Look through the data and write out every line with the word "number" in it.

#####

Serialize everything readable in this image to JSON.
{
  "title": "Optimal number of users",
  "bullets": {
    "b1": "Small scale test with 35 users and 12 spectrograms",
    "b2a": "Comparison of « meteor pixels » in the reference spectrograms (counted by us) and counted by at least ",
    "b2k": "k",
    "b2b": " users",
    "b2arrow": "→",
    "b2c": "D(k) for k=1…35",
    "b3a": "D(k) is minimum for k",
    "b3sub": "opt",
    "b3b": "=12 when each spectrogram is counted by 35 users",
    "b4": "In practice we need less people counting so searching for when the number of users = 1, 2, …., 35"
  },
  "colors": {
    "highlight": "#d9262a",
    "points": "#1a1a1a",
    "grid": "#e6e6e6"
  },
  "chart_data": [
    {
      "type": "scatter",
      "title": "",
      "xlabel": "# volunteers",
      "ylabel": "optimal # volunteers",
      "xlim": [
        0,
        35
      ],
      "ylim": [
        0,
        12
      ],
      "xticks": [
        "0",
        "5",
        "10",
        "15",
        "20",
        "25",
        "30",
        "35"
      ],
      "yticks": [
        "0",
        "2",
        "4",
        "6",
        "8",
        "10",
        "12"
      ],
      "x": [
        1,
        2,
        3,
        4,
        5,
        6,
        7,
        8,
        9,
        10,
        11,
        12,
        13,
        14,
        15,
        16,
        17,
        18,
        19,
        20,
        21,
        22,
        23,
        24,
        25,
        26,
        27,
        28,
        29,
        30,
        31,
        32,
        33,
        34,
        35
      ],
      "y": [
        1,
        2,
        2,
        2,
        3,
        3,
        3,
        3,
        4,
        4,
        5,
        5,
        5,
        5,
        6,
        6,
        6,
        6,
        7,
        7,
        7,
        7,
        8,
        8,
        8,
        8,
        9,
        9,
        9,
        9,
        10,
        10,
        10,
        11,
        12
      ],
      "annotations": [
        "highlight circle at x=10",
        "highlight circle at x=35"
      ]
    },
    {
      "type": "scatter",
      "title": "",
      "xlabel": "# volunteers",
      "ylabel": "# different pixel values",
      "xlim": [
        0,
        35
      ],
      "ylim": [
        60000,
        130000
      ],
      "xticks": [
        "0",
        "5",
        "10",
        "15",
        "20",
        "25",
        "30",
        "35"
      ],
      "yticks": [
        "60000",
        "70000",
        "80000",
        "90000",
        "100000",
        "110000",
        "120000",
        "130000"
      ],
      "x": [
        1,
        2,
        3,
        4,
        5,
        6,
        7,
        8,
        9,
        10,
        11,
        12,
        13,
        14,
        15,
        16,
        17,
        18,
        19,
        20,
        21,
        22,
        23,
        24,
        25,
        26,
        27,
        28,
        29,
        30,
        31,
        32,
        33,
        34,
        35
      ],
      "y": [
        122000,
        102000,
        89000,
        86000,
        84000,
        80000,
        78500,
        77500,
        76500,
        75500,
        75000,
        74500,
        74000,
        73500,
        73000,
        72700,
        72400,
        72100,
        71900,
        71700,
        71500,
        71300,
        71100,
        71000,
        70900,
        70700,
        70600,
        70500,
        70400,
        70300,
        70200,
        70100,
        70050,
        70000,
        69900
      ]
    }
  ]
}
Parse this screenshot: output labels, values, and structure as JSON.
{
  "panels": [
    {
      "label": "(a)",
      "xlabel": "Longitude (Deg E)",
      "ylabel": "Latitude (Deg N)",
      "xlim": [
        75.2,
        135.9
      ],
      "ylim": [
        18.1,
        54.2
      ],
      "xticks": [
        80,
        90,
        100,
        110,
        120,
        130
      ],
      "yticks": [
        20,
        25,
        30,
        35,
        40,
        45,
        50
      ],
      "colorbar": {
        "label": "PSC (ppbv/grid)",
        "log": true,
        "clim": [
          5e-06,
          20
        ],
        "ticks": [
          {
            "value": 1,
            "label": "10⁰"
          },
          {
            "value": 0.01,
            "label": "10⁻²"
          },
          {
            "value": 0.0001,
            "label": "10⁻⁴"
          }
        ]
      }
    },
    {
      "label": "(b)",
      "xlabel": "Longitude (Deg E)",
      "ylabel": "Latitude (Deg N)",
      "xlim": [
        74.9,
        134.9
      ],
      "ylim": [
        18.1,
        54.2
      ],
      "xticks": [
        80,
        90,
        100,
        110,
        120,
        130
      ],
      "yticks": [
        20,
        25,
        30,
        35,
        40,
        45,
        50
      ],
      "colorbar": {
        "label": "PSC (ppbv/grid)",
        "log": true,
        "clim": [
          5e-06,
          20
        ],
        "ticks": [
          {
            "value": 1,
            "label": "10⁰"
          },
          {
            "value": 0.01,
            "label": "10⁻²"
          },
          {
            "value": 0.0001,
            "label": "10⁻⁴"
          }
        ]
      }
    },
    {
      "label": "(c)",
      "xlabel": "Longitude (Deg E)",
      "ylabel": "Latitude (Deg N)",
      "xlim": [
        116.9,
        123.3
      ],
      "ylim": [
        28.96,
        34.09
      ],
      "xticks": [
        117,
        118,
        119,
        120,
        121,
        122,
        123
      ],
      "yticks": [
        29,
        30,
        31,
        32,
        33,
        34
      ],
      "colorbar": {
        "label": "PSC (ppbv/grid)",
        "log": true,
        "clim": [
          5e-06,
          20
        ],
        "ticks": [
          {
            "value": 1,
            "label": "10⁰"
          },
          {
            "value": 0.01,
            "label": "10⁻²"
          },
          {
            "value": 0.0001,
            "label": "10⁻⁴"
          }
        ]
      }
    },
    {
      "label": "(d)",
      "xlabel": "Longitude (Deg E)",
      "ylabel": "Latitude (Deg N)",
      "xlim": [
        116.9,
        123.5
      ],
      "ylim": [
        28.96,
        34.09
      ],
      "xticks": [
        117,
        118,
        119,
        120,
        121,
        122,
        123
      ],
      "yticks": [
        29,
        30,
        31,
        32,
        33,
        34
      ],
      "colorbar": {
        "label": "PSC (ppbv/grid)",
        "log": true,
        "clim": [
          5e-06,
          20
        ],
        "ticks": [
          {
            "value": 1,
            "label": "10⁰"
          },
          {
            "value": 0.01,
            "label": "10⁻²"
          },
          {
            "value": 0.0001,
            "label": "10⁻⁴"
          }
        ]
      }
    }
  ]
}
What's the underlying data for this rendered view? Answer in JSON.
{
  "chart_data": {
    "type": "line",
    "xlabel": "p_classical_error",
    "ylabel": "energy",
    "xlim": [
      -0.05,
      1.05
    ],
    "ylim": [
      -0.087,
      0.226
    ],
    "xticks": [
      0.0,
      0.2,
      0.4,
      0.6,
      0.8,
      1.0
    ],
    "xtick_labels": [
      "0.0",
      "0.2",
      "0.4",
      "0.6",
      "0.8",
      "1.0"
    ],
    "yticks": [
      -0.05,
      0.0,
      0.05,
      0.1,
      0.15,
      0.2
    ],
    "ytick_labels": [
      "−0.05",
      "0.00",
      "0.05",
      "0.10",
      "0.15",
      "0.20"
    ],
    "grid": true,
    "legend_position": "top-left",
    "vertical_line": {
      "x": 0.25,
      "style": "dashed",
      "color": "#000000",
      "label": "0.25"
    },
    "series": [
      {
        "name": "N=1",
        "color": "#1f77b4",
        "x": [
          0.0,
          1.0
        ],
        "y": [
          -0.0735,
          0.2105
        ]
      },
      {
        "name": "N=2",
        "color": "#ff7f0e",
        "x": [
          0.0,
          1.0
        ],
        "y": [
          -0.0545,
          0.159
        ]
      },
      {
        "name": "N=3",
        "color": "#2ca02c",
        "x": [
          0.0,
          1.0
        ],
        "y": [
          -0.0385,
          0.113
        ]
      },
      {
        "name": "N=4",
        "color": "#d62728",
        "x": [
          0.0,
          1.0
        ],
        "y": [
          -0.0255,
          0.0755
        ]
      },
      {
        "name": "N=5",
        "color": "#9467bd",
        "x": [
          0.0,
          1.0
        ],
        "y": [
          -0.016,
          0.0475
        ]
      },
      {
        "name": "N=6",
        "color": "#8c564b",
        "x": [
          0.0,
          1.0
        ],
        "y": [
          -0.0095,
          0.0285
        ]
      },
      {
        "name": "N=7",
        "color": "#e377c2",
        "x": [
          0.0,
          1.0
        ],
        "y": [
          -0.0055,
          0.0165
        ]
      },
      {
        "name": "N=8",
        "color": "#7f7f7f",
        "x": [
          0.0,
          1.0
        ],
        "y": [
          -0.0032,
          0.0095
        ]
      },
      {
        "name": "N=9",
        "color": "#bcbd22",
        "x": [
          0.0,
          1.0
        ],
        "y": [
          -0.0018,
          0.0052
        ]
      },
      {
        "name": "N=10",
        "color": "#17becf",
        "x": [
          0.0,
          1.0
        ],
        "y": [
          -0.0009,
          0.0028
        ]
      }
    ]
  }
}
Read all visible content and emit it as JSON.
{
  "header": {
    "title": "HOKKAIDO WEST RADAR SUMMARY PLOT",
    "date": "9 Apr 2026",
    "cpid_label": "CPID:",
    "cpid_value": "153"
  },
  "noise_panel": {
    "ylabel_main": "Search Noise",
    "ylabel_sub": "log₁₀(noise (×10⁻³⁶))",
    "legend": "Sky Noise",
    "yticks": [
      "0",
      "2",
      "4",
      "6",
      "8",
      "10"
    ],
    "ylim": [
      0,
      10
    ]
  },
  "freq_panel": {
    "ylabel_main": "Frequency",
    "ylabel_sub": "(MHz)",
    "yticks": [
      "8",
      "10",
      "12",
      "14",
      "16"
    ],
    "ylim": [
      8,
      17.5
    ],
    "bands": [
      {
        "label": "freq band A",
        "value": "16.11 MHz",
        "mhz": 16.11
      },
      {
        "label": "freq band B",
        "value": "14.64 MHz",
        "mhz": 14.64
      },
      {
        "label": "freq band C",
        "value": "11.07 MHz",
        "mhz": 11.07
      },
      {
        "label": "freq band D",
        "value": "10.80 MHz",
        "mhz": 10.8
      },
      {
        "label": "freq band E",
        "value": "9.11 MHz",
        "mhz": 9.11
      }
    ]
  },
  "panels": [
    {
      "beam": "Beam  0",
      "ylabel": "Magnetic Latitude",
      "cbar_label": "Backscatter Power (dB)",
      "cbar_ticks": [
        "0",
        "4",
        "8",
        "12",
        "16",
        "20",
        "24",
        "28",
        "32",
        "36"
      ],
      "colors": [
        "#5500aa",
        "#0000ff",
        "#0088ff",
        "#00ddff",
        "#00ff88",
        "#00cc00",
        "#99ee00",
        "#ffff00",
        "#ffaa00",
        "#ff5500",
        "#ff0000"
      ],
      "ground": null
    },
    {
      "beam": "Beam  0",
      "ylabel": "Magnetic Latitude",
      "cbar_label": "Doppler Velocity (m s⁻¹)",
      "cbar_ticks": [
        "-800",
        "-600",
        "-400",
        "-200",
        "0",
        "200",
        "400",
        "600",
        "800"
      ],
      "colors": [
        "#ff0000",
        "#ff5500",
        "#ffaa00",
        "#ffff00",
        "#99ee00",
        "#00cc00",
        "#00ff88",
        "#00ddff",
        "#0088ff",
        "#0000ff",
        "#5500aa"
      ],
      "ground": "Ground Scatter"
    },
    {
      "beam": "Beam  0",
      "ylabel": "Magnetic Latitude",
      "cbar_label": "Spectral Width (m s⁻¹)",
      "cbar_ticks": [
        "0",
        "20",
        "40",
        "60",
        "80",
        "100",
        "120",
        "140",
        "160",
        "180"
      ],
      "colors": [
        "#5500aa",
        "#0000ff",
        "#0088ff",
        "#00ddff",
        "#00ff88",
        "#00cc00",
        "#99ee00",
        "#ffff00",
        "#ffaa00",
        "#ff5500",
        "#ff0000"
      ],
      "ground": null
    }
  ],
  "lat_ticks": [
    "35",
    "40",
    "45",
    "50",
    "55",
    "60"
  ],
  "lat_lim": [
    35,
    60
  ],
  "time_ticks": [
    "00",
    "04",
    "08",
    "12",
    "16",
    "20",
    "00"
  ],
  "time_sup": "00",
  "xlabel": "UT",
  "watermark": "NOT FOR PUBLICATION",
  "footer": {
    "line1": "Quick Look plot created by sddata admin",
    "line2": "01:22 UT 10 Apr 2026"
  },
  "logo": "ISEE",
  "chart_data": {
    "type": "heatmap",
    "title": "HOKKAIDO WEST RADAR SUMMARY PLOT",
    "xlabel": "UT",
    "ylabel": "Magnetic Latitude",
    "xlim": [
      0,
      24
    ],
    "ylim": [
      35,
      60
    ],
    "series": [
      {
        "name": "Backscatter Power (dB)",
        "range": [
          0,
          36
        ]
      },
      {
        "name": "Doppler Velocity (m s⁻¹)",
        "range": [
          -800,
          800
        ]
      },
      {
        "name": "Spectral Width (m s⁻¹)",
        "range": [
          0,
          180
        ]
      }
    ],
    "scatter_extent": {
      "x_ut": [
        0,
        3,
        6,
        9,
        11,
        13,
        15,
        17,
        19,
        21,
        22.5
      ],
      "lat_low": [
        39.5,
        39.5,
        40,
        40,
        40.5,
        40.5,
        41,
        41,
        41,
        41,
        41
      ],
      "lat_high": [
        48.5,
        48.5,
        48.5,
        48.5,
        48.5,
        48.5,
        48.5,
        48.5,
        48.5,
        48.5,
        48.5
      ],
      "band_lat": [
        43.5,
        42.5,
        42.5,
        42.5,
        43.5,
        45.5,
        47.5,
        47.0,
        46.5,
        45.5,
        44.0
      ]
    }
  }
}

#####

PROBLEM SOLUTION:
  "title": "Optimal number of users",
    "b4": "In practice we need less people counting so searching for when the number of users = 1, 2, …., 35"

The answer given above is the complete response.